Extrait retenu »

____________

Dans l'arrêt Fisher v. Fisher (1986), 76 N.S.R. (2d) 326, la Cour d'appel de la Nouvelle‑Écosse a prononcé l'inhabilité à agir d'un cabinet d'avocats qui avait été consulté par la femme du client qui l'avait d'abord mandaté. Des avocats différents représentaient les parties. Bien que la cour ait reconnu que leur conduite avait toujours été conforme aux normes exigeantes de la profession, elle a refusé d'accepter leur assurance de ne pas partager de renseignements confidentiels.

Dans l'affaire Thomson c. Smith Mechanical Inc., [1985] C.S. 782, le juge Gonthier (maintenant juge de notre Cour) a conclu à l'existence d'un conflit d'intérêts dans un cas où l'avocat du demandeur avait conseillé les deux parties sur la transaction à l'origine du litige. Il a déclaré, à la p. 785:

C'est à ce prix que non seulement justice sera faite mais également paraîtra être faite selon la maxime bien connue sur laquelle repose l'intégrité du système judiciaire dont les avocats sont un élément essentiel. Une telle pratique peut être contraire aussi au droit des parties à la tenue d'une audition en pleine égalité comme le prescrit l'article 23 de la Charte [québécoise].

____________

Données fournies »

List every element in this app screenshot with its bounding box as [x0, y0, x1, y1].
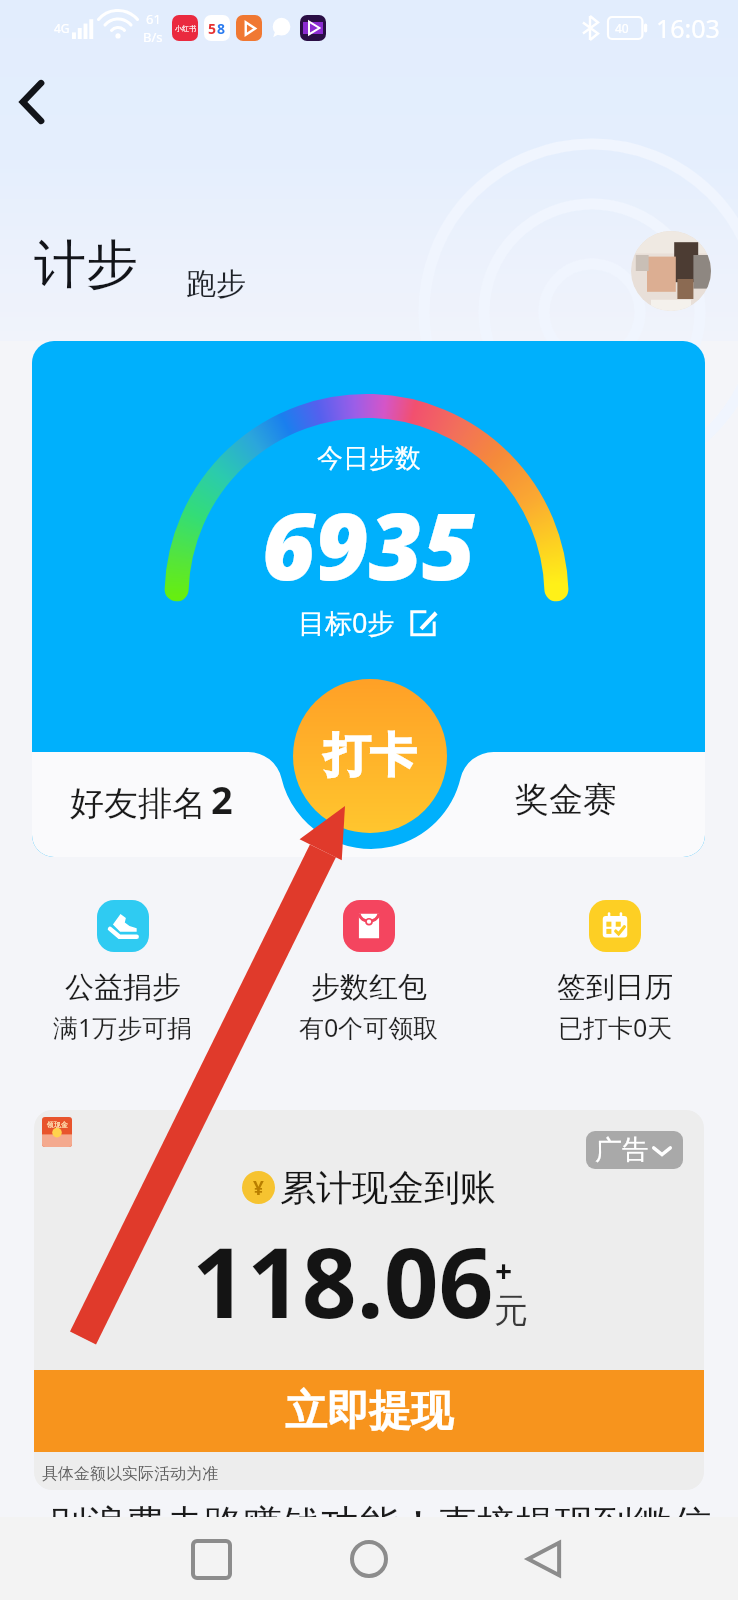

____________

Indiquez si chacun des énoncés suivants concorde avec l'extrait sur les conflits d'intérêts des avocats. Répondez par oui ou non et citez mot pour mot le passage décisif.
(a) Dans l'arrêt Fisher v. Fisher, les parties étaient représentées par les mêmes avocats.
(b) Dans l'arrêt Fisher v. Fisher, la cour a reconnu que la conduite des avocats avait toujours respecté les normes de la profession.
(c) Dans l'affaire Thomson c. Smith Mechanical Inc., l'avocat du demandeur avait conseillé les deux parties sur la transaction à l'origine du litige.
La liste n'entre pas en jeu dans cet exercice.

(a) Non : « Des avocats différents représentaient les parties. »
(b) Oui : « leur conduite avait toujours été conforme aux normes exigeantes de la profession »
(c) Oui : « l'avocat du demandeur avait conseillé les deux parties sur la transaction à l'origine du litige »